--- START OF RECORD EXTRACTS ---
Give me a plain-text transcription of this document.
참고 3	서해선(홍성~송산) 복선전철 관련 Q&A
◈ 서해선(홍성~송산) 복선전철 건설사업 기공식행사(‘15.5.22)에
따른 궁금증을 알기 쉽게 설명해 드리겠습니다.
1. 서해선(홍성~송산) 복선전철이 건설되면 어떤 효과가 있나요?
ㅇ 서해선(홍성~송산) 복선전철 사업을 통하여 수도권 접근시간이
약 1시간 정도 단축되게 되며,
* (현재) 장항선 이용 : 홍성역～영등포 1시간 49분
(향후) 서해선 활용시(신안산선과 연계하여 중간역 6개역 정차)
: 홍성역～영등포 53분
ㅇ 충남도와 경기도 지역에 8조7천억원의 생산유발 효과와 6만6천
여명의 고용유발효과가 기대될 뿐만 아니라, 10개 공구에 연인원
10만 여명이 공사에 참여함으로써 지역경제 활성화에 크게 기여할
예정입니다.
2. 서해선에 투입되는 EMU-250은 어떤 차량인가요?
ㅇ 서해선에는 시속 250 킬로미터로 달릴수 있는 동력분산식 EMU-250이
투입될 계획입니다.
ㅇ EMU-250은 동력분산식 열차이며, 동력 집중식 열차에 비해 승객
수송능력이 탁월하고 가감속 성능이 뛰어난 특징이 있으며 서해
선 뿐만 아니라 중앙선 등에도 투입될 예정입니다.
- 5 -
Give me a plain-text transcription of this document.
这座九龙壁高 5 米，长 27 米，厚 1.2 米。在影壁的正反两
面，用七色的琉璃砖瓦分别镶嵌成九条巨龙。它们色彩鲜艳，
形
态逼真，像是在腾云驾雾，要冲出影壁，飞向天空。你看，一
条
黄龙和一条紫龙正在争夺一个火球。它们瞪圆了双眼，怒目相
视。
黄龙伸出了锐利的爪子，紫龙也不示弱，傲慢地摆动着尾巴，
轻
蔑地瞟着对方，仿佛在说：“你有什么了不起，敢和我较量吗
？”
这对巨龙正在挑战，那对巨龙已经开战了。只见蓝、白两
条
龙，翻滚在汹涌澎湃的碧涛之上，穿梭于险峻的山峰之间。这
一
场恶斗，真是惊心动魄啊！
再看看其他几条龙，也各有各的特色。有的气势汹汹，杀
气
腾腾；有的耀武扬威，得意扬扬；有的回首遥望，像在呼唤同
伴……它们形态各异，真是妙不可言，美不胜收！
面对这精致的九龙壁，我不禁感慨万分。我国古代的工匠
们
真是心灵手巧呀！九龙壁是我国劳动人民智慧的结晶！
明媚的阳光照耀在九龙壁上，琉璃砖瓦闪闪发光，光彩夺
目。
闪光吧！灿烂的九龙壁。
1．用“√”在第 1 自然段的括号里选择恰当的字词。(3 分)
--- END OF RECORD EXTRACTS ---
In this exercise, repeat all entries exactly.

Give me a plain-text transcription of this document.
참고 3	서해선(홍성~송산) 복선전철 관련 Q&A
◈ 서해선(홍성~송산) 복선전철 건설사업 기공식행사(‘15.5.22)에
따른 궁금증을 알기 쉽게 설명해 드리겠습니다.
1. 서해선(홍성~송산) 복선전철이 건설되면 어떤 효과가 있나요?
ㅇ 서해선(홍성~송산) 복선전철 사업을 통하여 수도권 접근시간이
약 1시간 정도 단축되게 되며,
* (현재) 장항선 이용 : 홍성역～영등포 1시간 49분
(향후) 서해선 활용시(신안산선과 연계하여 중간역 6개역 정차)
: 홍성역～영등포 53분
ㅇ 충남도와 경기도 지역에 8조7천억원의 생산유발 효과와 6만6천
여명의 고용유발효과가 기대될 뿐만 아니라, 10개 공구에 연인원
10만 여명이 공사에 참여함으로써 지역경제 활성화에 크게 기여할
예정입니다.
2. 서해선에 투입되는 EMU-250은 어떤 차량인가요?
ㅇ 서해선에는 시속 250 킬로미터로 달릴수 있는 동력분산식 EMU-250이
투입될 계획입니다.
ㅇ EMU-250은 동력분산식 열차이며, 동력 집중식 열차에 비해 승객
수송능력이 탁월하고 가감속 성능이 뛰어난 특징이 있으며 서해
선 뿐만 아니라 중앙선 등에도 투입될 예정입니다.
- 5 -
Give me a plain-text transcription of this document.
这座九龙壁高 5 米，长 27 米，厚 1.2 米。在影壁的正反两
面，用七色的琉璃砖瓦分别镶嵌成九条巨龙。它们色彩鲜艳，
形
态逼真，像是在腾云驾雾，要冲出影壁，飞向天空。你看，一
条
黄龙和一条紫龙正在争夺一个火球。它们瞪圆了双眼，怒目相
视。
黄龙伸出了锐利的爪子，紫龙也不示弱，傲慢地摆动着尾巴，
轻
蔑地瞟着对方，仿佛在说：“你有什么了不起，敢和我较量吗
？”
这对巨龙正在挑战，那对巨龙已经开战了。只见蓝、白两
条
龙，翻滚在汹涌澎湃的碧涛之上，穿梭于险峻的山峰之间。这
一
场恶斗，真是惊心动魄啊！
再看看其他几条龙，也各有各的特色。有的气势汹汹，杀
气
腾腾；有的耀武扬威，得意扬扬；有的回首遥望，像在呼唤同
伴……它们形态各异，真是妙不可言，美不胜收！
面对这精致的九龙壁，我不禁感慨万分。我国古代的工匠
们
真是心灵手巧呀！九龙壁是我国劳动人民智慧的结晶！
明媚的阳光照耀在九龙壁上，琉璃砖瓦闪闪发光，光彩夺
目。
闪光吧！灿烂的九龙壁。
1．用“√”在第 1 自然段的括号里选择恰当的字词。(3 分)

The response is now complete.